_Your task_
From the listing below, pick out each line with the word "retrouvent".

_Raw data_

(begin)

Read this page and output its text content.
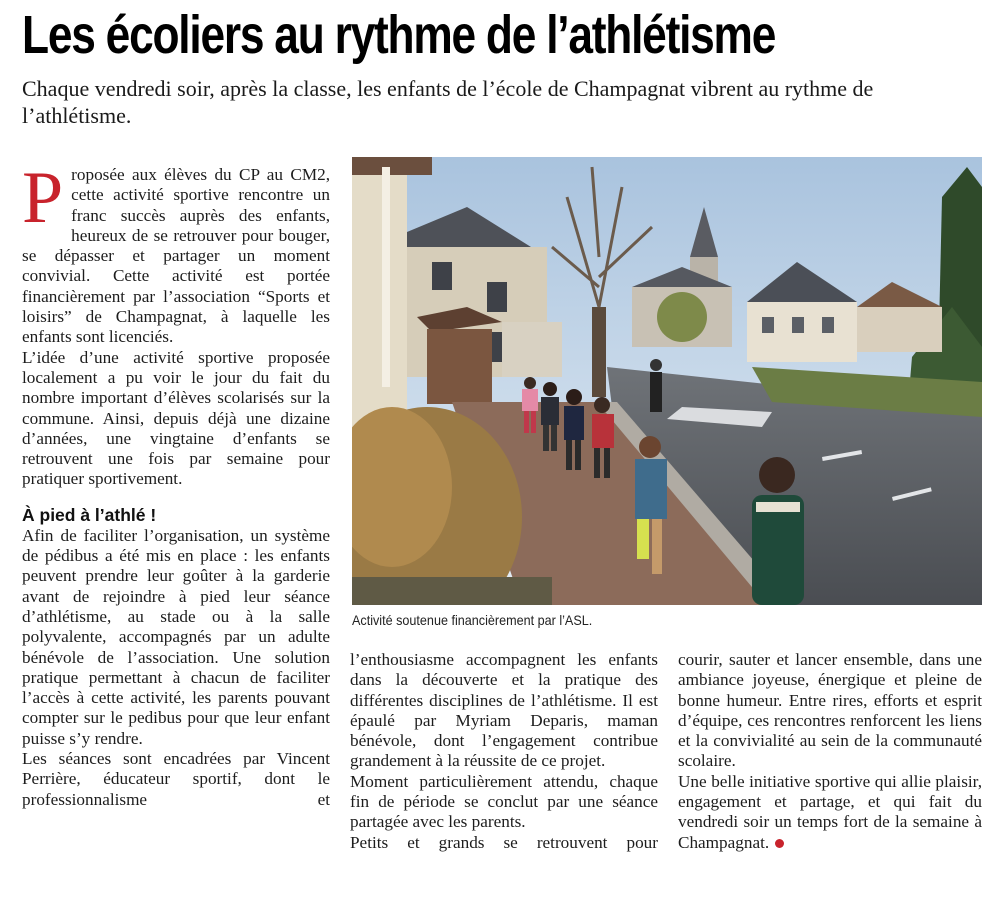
Les écoliers au rythme de l’athlétisme

Chaque vendredi soir, après la classe, les enfants de l’école de Champagnat vibrent au rythme de l’athlétisme.

Proposée aux élèves du CP au CM2, cette activité sportive rencontre un franc succès auprès des enfants, heureux de se retrouver pour bouger, se dépasser et partager un moment convivial. Cette activité est portée financièrement par l’association “Sports et loisirs” de Champagnat, à laquelle les enfants sont licenciés.

L’idée d’une activité sportive proposée localement a pu voir le jour du fait du nombre important d’élèves scolarisés sur la commune. Ainsi, depuis déjà une dizaine d’années, une vingtaine d’enfants se retrouvent une fois par semaine pour pratiquer sportivement.

À pied à l’athlé !

Afin de faciliter l’organisation, un système de pédibus a été mis en place : les enfants peuvent prendre leur goûter à la garderie avant de rejoindre à pied leur séance d’athlétisme, au stade ou à la salle polyvalente, accompagnés par un adulte bénévole de l’association. Une solution pratique permettant à chacun de faciliter l’accès à cette activité, les parents pouvant compter sur le pedibus pour que leur enfant puisse s’y rendre.

Les séances sont encadrées par Vincent Perrière, éducateur sportif, dont le professionnalisme et

Activité soutenue financièrement par l’ASL.

l’enthousiasme accompagnent les enfants dans la découverte et la pratique des différentes disciplines de l’athlétisme. Il est épaulé par Myriam Deparis, maman bénévole, dont l’engagement contribue grandement à la réussite de ce projet.

Moment particulièrement attendu, chaque fin de période se conclut par une séance partagée avec les parents.

Petits et grands se retrouvent pour

courir, sauter et lancer ensemble, dans une ambiance joyeuse, énergique et pleine de bonne humeur. Entre rires, efforts et esprit d’équipe, ces rencontres renforcent les liens et la convivialité au sein de la communauté scolaire.

Une belle initiative sportive qui allie plaisir, engagement et partage, et qui fait du vendredi soir un temps fort de la semaine à Champagnat.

(end)

_Result of the exercise_
L’idée d’une activité sportive proposée localement a pu voir le jour du fait du nombre important d’élèves scolarisés sur la commune. Ainsi, depuis déjà une dizaine d’années, une vingtaine d’enfants se retrouvent une fois par semaine pour pratiquer sportivement.
Petits et grands se retrouvent pour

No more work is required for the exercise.